§ **INSTRUCTION**:
Extract every line of the material below and reproduce it faithfully.

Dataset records

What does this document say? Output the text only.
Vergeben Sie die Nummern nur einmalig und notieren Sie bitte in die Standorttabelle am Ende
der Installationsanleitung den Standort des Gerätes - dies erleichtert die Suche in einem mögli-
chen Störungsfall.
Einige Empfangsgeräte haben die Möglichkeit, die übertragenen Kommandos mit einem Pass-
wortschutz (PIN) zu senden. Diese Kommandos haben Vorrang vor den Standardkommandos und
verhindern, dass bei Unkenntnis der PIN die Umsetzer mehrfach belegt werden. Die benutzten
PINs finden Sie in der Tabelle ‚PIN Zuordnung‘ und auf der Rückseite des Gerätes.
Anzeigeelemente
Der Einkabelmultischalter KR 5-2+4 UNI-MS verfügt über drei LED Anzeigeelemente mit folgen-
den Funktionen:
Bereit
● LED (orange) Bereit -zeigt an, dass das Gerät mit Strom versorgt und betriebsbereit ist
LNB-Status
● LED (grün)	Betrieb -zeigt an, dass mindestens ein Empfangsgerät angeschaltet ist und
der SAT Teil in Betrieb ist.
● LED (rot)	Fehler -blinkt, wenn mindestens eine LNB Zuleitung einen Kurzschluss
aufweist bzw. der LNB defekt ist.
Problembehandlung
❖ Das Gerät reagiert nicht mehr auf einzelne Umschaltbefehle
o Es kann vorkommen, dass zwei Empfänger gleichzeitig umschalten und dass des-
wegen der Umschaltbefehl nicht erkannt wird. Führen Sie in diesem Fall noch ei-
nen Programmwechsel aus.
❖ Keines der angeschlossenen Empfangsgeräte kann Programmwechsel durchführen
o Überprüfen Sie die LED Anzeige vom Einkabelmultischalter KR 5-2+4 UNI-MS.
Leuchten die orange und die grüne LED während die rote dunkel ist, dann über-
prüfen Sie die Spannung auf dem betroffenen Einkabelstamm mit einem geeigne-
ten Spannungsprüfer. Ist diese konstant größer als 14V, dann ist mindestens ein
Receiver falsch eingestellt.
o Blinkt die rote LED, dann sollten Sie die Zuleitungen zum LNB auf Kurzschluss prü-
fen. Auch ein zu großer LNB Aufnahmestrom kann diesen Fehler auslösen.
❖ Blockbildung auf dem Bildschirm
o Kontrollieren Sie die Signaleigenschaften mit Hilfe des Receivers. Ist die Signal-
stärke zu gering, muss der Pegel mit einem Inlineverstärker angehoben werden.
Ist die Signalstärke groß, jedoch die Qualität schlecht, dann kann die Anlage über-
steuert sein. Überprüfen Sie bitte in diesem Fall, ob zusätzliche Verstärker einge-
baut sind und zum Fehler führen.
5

§ **RESPONSE TO THE EXERCISE**:
What does this document say? Output the text only.
Vergeben Sie die Nummern nur einmalig und notieren Sie bitte in die Standorttabelle am Ende
der Installationsanleitung den Standort des Gerätes - dies erleichtert die Suche in einem mögli-
chen Störungsfall.
Einige Empfangsgeräte haben die Möglichkeit, die übertragenen Kommandos mit einem Pass-
wortschutz (PIN) zu senden. Diese Kommandos haben Vorrang vor den Standardkommandos und
verhindern, dass bei Unkenntnis der PIN die Umsetzer mehrfach belegt werden. Die benutzten
PINs finden Sie in der Tabelle ‚PIN Zuordnung‘ und auf der Rückseite des Gerätes.
Anzeigeelemente
Der Einkabelmultischalter KR 5-2+4 UNI-MS verfügt über drei LED Anzeigeelemente mit folgen-
den Funktionen:
Bereit
● LED (orange) Bereit -zeigt an, dass das Gerät mit Strom versorgt und betriebsbereit ist
LNB-Status
● LED (grün)	Betrieb -zeigt an, dass mindestens ein Empfangsgerät angeschaltet ist und
der SAT Teil in Betrieb ist.
● LED (rot)	Fehler -blinkt, wenn mindestens eine LNB Zuleitung einen Kurzschluss
aufweist bzw. der LNB defekt ist.
Problembehandlung
❖ Das Gerät reagiert nicht mehr auf einzelne Umschaltbefehle
o Es kann vorkommen, dass zwei Empfänger gleichzeitig umschalten und dass des-
wegen der Umschaltbefehl nicht erkannt wird. Führen Sie in diesem Fall noch ei-
nen Programmwechsel aus.
❖ Keines der angeschlossenen Empfangsgeräte kann Programmwechsel durchführen
o Überprüfen Sie die LED Anzeige vom Einkabelmultischalter KR 5-2+4 UNI-MS.
Leuchten die orange und die grüne LED während die rote dunkel ist, dann über-
prüfen Sie die Spannung auf dem betroffenen Einkabelstamm mit einem geeigne-
ten Spannungsprüfer. Ist diese konstant größer als 14V, dann ist mindestens ein
Receiver falsch eingestellt.
o Blinkt die rote LED, dann sollten Sie die Zuleitungen zum LNB auf Kurzschluss prü-
fen. Auch ein zu großer LNB Aufnahmestrom kann diesen Fehler auslösen.
❖ Blockbildung auf dem Bildschirm
o Kontrollieren Sie die Signaleigenschaften mit Hilfe des Receivers. Ist die Signal-
stärke zu gering, muss der Pegel mit einem Inlineverstärker angehoben werden.
Ist die Signalstärke groß, jedoch die Qualität schlecht, dann kann die Anlage über-
steuert sein. Überprüfen Sie bitte in diesem Fall, ob zusätzliche Verstärker einge-
baut sind und zum Fehler führen.
5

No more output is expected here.